>>>

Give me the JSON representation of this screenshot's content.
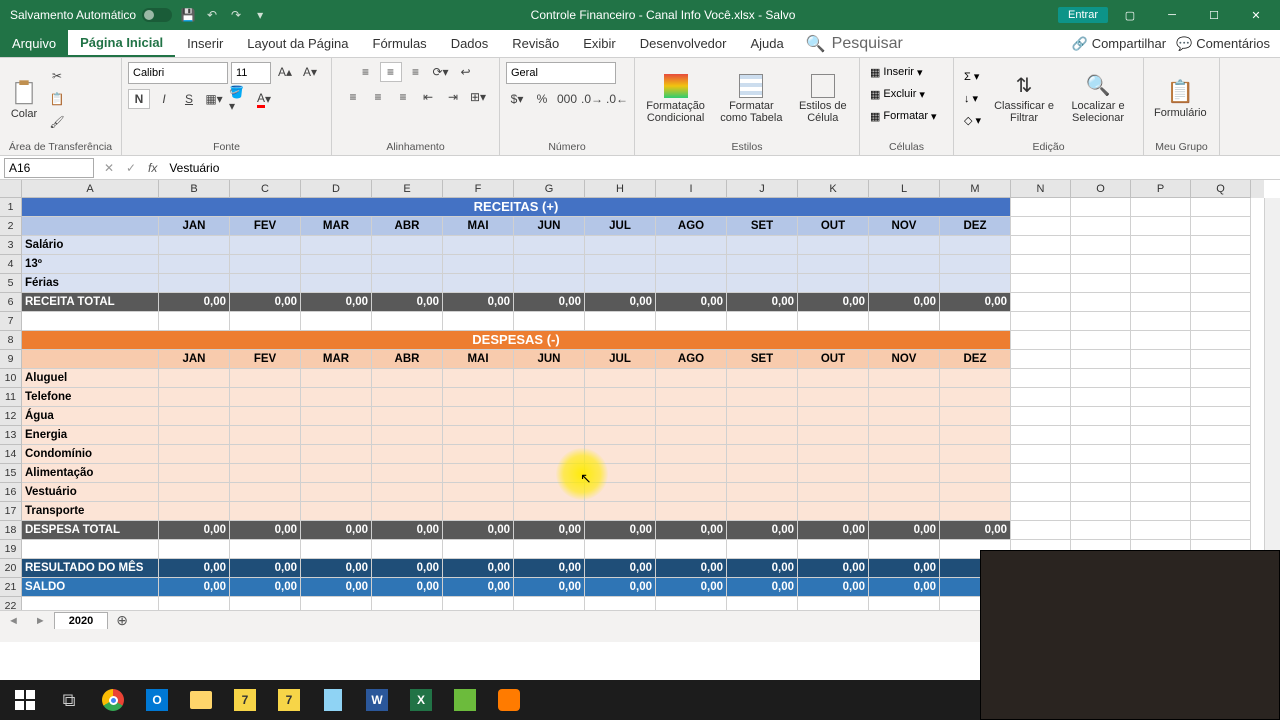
{
  "titlebar": {
    "auto_save": "Salvamento Automático",
    "title": "Controle Financeiro - Canal Info Você.xlsx - Salvo",
    "login": "Entrar"
  },
  "tabs": {
    "file": "Arquivo",
    "home": "Página Inicial",
    "insert": "Inserir",
    "layout": "Layout da Página",
    "formulas": "Fórmulas",
    "data": "Dados",
    "review": "Revisão",
    "view": "Exibir",
    "developer": "Desenvolvedor",
    "help": "Ajuda",
    "search": "Pesquisar",
    "share": "Compartilhar",
    "comments": "Comentários"
  },
  "ribbon": {
    "clipboard": {
      "paste": "Colar",
      "label": "Área de Transferência"
    },
    "font": {
      "name": "Calibri",
      "size": "11",
      "label": "Fonte"
    },
    "alignment": {
      "label": "Alinhamento"
    },
    "number": {
      "format": "Geral",
      "label": "Número"
    },
    "styles": {
      "cond": "Formatação Condicional",
      "table": "Formatar como Tabela",
      "cell": "Estilos de Célula",
      "label": "Estilos"
    },
    "cells": {
      "insert": "Inserir",
      "delete": "Excluir",
      "format": "Formatar",
      "label": "Células"
    },
    "editing": {
      "sort": "Classificar e Filtrar",
      "find": "Localizar e Selecionar",
      "label": "Edição"
    },
    "form": {
      "btn": "Formulário",
      "label": "Meu Grupo"
    }
  },
  "namebox": "A16",
  "formula": "Vestuário",
  "columns": [
    "A",
    "B",
    "C",
    "D",
    "E",
    "F",
    "G",
    "H",
    "I",
    "J",
    "K",
    "L",
    "M",
    "N",
    "O",
    "P",
    "Q"
  ],
  "months": [
    "JAN",
    "FEV",
    "MAR",
    "ABR",
    "MAI",
    "JUN",
    "JUL",
    "AGO",
    "SET",
    "OUT",
    "NOV",
    "DEZ"
  ],
  "sections": {
    "receitas_title": "RECEITAS (+)",
    "despesas_title": "DESPESAS (-)",
    "receitas_rows": [
      "Salário",
      "13º",
      "Férias"
    ],
    "receita_total": "RECEITA TOTAL",
    "despesas_rows": [
      "Aluguel",
      "Telefone",
      "Água",
      "Energia",
      "Condomínio",
      "Alimentação",
      "Vestuário",
      "Transporte"
    ],
    "despesa_total": "DESPESA TOTAL",
    "resultado": "RESULTADO DO MÊS",
    "saldo": "SALDO",
    "zero": "0,00"
  },
  "sheet": {
    "active": "2020"
  },
  "chart_data": null
}
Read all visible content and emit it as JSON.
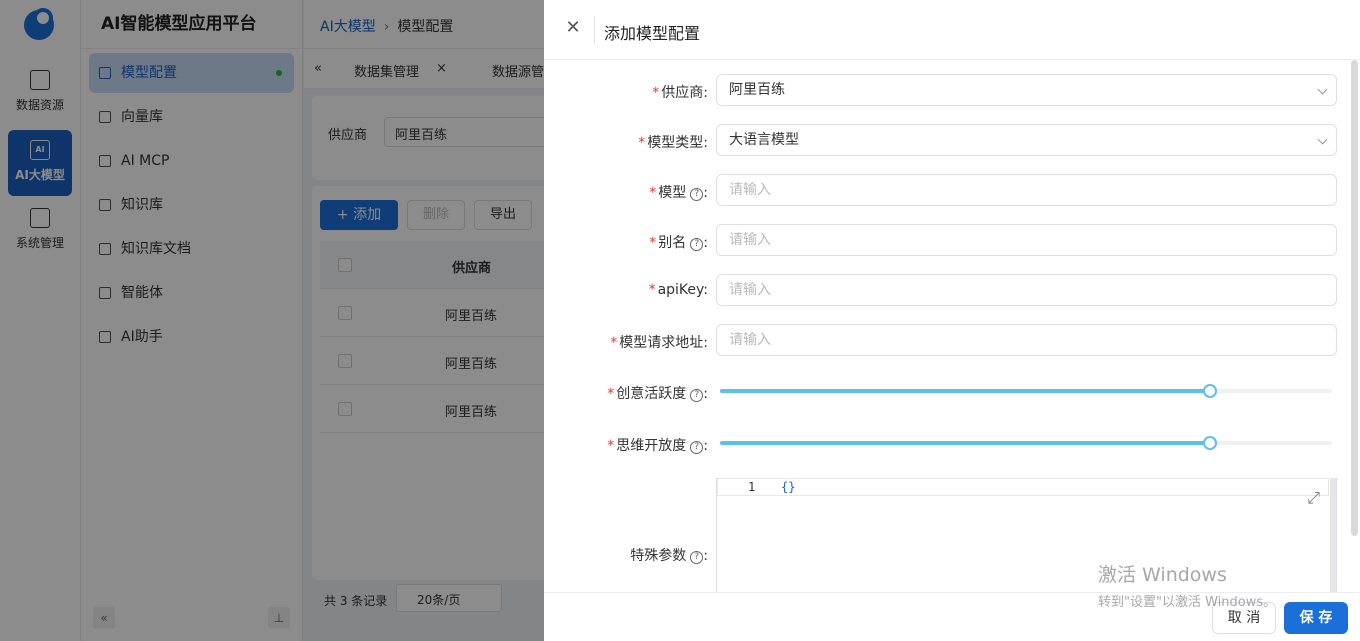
{
  "app": {
    "title": "AI智能模型应用平台"
  },
  "rail": {
    "items": [
      {
        "label": "数据资源",
        "icon": "database-icon"
      },
      {
        "label": "AI大模型",
        "icon": "ai-icon",
        "icon_text": "AI"
      },
      {
        "label": "系统管理",
        "icon": "settings-grid-icon"
      }
    ]
  },
  "menu": {
    "items": [
      {
        "label": "模型配置"
      },
      {
        "label": "向量库"
      },
      {
        "label": "AI MCP"
      },
      {
        "label": "知识库"
      },
      {
        "label": "知识库文档"
      },
      {
        "label": "智能体"
      },
      {
        "label": "AI助手"
      }
    ]
  },
  "breadcrumb": {
    "root": "AI大模型",
    "current": "模型配置"
  },
  "tabs": [
    {
      "label": "数据集管理"
    },
    {
      "label": "数据源管"
    }
  ],
  "filter": {
    "label": "供应商",
    "value": "阿里百练"
  },
  "toolbar": {
    "add": "+ 添加",
    "delete": "删除",
    "export": "导出"
  },
  "table": {
    "header": "供应商",
    "rows": [
      "阿里百练",
      "阿里百练",
      "阿里百练"
    ]
  },
  "pager": {
    "total": "共 3 条记录",
    "size": "20条/页"
  },
  "drawer": {
    "title": "添加模型配置",
    "fields": {
      "vendor": {
        "label": "供应商:",
        "value": "阿里百练"
      },
      "model_type": {
        "label": "模型类型:",
        "value": "大语言模型"
      },
      "model": {
        "label": "模型",
        "placeholder": "请输入"
      },
      "alias": {
        "label": "别名",
        "placeholder": "请输入"
      },
      "apikey": {
        "label": "apiKey:",
        "placeholder": "请输入"
      },
      "url": {
        "label": "模型请求地址:",
        "placeholder": "请输入"
      },
      "creativity": {
        "label": "创意活跃度",
        "value": 0.8
      },
      "openness": {
        "label": "思维开放度",
        "value": 0.8
      },
      "special": {
        "label": "特殊参数",
        "line_no": "1",
        "code": "{}"
      }
    },
    "help_glyph": "?",
    "colon": ":",
    "required_mark": "*",
    "cancel": "取 消",
    "save": "保 存"
  },
  "watermark": {
    "line1": "激活 Windows",
    "line2": "转到\"设置\"以激活 Windows。"
  },
  "colors": {
    "primary": "#1a6fd9",
    "slider": "#5bc0eb",
    "required": "#e53935"
  }
}
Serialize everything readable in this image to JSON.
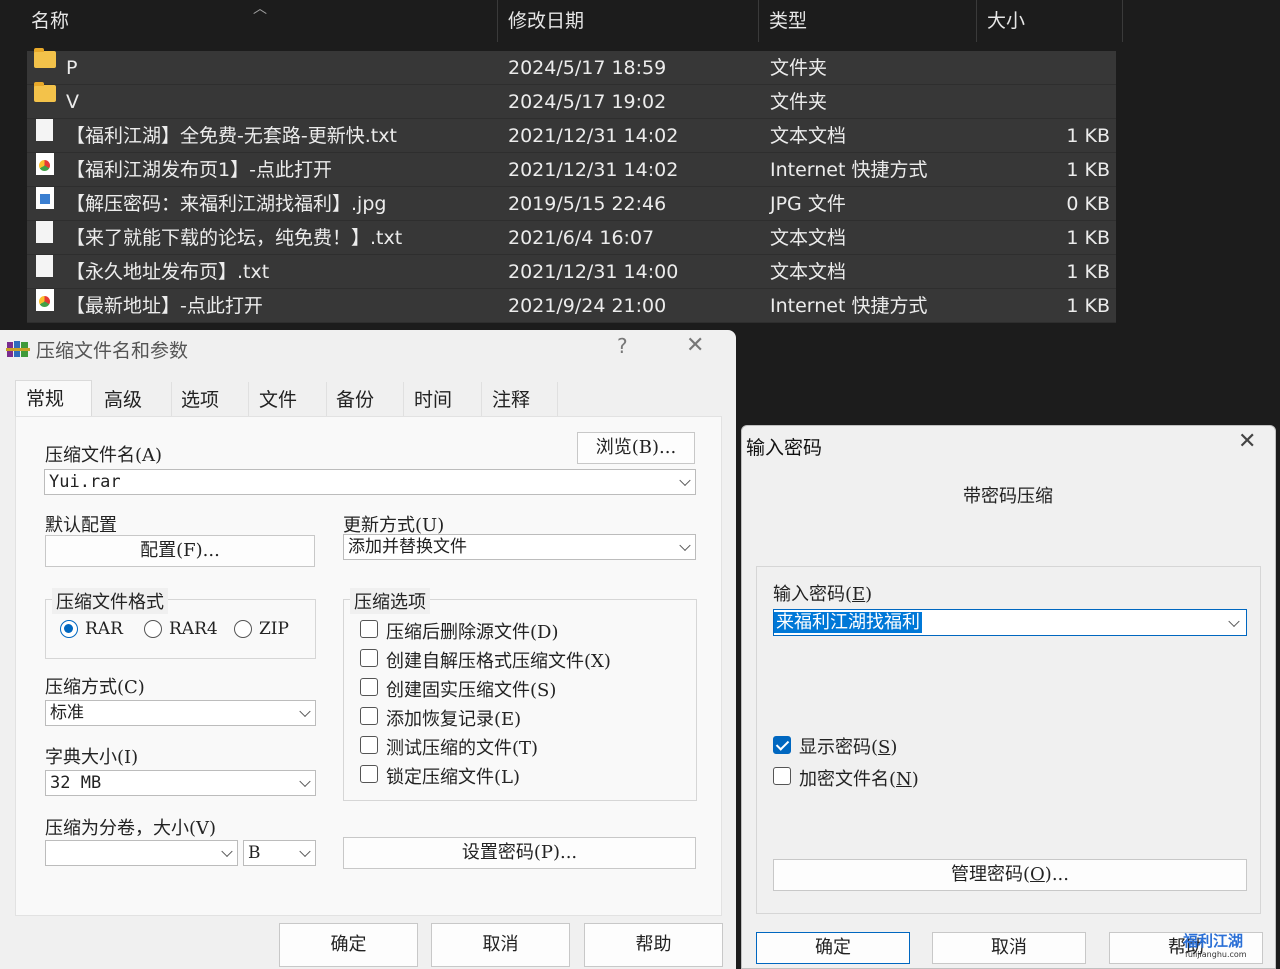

<<<

PROMPT
Show each line holding the word "content".

WRITTEN SOLUTION
Give me the JSON representation of this screenshot's content.
Read all visible content and emit it as JSON.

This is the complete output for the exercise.